**TO DO**
Only the lines from the line containing "Extract all readable text from this page." to the end of the entries should be repeated, exactly as they appear.
[Start of PROVIDED DATA]
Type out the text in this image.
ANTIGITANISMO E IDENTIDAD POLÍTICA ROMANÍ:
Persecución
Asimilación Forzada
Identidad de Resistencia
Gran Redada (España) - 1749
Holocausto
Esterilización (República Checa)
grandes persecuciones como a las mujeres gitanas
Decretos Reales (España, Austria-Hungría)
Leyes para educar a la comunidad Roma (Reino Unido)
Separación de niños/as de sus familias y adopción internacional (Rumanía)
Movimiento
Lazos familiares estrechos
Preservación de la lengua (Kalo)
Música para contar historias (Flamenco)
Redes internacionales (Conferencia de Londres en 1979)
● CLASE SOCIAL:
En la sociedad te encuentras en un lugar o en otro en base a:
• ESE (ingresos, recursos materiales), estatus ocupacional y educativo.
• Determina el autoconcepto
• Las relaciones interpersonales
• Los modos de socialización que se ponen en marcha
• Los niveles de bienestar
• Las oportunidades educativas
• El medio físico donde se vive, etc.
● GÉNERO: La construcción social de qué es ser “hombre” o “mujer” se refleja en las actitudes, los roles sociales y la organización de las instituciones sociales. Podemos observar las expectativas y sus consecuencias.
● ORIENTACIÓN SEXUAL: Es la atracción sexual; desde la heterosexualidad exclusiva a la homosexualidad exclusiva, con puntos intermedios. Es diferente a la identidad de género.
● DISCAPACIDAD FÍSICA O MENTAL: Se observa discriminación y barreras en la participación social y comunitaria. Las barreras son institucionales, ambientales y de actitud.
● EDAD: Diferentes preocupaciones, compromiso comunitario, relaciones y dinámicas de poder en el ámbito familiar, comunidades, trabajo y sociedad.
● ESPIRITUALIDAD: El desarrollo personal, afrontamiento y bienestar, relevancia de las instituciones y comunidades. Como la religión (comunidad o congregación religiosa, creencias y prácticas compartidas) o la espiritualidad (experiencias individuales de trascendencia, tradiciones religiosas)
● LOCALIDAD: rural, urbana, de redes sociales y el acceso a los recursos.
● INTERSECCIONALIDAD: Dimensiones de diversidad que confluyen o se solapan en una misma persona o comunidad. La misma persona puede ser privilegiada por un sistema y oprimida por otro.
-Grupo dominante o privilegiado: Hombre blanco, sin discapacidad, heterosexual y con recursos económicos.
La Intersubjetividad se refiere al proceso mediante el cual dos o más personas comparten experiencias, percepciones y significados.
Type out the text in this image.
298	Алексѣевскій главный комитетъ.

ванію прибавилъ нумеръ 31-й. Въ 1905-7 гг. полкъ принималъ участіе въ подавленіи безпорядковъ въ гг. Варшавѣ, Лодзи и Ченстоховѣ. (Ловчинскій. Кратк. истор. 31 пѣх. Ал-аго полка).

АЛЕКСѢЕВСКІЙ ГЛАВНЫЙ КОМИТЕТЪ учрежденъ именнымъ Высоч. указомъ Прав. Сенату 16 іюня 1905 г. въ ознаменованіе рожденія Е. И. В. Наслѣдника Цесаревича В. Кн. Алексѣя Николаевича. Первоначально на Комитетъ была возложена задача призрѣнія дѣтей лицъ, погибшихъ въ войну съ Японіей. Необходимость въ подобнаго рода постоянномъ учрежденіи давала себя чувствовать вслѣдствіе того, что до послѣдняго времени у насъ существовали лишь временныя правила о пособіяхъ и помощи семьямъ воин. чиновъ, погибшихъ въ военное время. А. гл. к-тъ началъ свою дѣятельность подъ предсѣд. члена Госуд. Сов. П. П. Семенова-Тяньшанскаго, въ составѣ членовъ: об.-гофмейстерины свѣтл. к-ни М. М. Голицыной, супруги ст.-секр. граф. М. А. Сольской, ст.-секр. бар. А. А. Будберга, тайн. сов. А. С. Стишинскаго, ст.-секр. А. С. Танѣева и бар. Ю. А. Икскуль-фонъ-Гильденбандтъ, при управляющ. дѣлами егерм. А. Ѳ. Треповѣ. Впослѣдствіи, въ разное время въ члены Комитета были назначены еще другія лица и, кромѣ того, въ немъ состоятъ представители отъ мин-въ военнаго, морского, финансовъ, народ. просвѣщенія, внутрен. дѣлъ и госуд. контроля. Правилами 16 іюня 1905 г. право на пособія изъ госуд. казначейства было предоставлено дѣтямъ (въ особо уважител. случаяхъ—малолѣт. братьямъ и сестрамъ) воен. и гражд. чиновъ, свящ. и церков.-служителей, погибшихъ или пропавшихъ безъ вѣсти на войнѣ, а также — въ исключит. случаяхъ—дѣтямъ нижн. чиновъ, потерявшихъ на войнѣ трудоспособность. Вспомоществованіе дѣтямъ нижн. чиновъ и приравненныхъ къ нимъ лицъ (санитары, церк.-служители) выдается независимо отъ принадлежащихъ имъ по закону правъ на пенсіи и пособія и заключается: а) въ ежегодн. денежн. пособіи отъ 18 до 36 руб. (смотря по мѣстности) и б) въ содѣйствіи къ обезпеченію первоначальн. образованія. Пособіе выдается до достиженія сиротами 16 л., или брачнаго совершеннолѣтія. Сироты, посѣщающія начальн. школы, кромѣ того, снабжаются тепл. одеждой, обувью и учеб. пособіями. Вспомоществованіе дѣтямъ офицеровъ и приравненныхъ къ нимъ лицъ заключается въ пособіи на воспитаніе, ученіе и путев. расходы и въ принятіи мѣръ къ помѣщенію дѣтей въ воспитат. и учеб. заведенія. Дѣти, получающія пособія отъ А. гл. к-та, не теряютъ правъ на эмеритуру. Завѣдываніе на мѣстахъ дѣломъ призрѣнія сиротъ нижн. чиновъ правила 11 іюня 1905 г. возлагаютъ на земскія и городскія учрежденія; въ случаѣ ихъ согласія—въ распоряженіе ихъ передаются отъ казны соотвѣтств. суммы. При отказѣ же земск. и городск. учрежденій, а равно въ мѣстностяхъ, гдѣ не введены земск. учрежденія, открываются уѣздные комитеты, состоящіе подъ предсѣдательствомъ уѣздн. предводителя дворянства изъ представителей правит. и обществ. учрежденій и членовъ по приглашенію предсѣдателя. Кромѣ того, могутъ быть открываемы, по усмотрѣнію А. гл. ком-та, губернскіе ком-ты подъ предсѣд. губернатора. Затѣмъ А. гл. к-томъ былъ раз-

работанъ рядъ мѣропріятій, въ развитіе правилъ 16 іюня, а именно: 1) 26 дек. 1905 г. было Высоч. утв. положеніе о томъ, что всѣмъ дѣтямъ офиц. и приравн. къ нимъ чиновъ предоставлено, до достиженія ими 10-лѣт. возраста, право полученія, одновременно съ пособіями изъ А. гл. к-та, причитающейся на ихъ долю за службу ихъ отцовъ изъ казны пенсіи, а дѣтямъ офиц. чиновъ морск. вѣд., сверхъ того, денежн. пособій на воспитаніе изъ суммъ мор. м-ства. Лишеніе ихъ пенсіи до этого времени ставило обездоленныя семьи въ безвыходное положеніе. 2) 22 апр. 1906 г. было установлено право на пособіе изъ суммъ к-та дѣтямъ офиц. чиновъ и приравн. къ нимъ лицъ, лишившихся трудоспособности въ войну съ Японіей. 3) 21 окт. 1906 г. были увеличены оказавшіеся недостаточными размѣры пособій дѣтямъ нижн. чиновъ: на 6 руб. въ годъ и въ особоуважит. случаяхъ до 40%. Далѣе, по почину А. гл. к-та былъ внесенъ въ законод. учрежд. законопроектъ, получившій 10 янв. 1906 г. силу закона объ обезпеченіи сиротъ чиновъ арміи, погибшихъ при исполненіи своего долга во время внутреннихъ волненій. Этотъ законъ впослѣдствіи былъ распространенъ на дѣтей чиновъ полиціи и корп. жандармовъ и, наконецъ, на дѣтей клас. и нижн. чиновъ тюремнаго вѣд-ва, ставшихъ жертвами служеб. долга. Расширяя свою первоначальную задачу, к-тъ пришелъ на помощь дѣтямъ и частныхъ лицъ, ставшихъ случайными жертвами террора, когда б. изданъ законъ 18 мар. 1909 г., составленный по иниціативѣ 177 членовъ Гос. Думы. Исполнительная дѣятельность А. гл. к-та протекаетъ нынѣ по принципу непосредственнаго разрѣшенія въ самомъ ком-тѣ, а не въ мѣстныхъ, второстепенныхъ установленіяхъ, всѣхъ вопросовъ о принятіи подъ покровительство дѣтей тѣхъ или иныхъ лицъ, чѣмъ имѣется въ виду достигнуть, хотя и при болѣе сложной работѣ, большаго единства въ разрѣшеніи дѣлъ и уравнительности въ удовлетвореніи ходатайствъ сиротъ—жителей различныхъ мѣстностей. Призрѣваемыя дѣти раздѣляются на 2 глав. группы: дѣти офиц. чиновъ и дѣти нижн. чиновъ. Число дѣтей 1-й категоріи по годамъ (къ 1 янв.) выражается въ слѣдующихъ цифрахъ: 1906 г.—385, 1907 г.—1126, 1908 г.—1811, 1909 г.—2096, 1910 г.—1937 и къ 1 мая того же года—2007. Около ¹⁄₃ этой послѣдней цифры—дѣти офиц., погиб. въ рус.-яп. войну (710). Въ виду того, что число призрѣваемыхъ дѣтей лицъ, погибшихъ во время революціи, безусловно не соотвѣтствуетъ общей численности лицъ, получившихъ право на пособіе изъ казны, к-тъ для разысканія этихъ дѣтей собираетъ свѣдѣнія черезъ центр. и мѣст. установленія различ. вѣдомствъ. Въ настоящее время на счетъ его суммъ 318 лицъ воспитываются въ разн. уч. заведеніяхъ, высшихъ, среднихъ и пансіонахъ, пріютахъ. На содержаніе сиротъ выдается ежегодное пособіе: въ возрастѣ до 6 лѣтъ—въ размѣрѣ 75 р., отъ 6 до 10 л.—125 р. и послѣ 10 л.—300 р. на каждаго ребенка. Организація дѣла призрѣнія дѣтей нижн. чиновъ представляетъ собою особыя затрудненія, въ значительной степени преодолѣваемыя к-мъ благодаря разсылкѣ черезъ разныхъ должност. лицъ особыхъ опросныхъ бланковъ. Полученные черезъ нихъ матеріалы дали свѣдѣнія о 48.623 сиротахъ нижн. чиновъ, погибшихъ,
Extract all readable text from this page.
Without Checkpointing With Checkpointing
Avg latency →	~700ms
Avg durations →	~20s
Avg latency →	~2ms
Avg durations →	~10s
[End of PROVIDED DATA]
**OUTPUT FOR THIS EXERCISE**
Extract all readable text from this page.
Without Checkpointing With Checkpointing
Avg latency →	~700ms
Avg durations →	~20s
Avg latency →	~2ms
Avg durations →	~10s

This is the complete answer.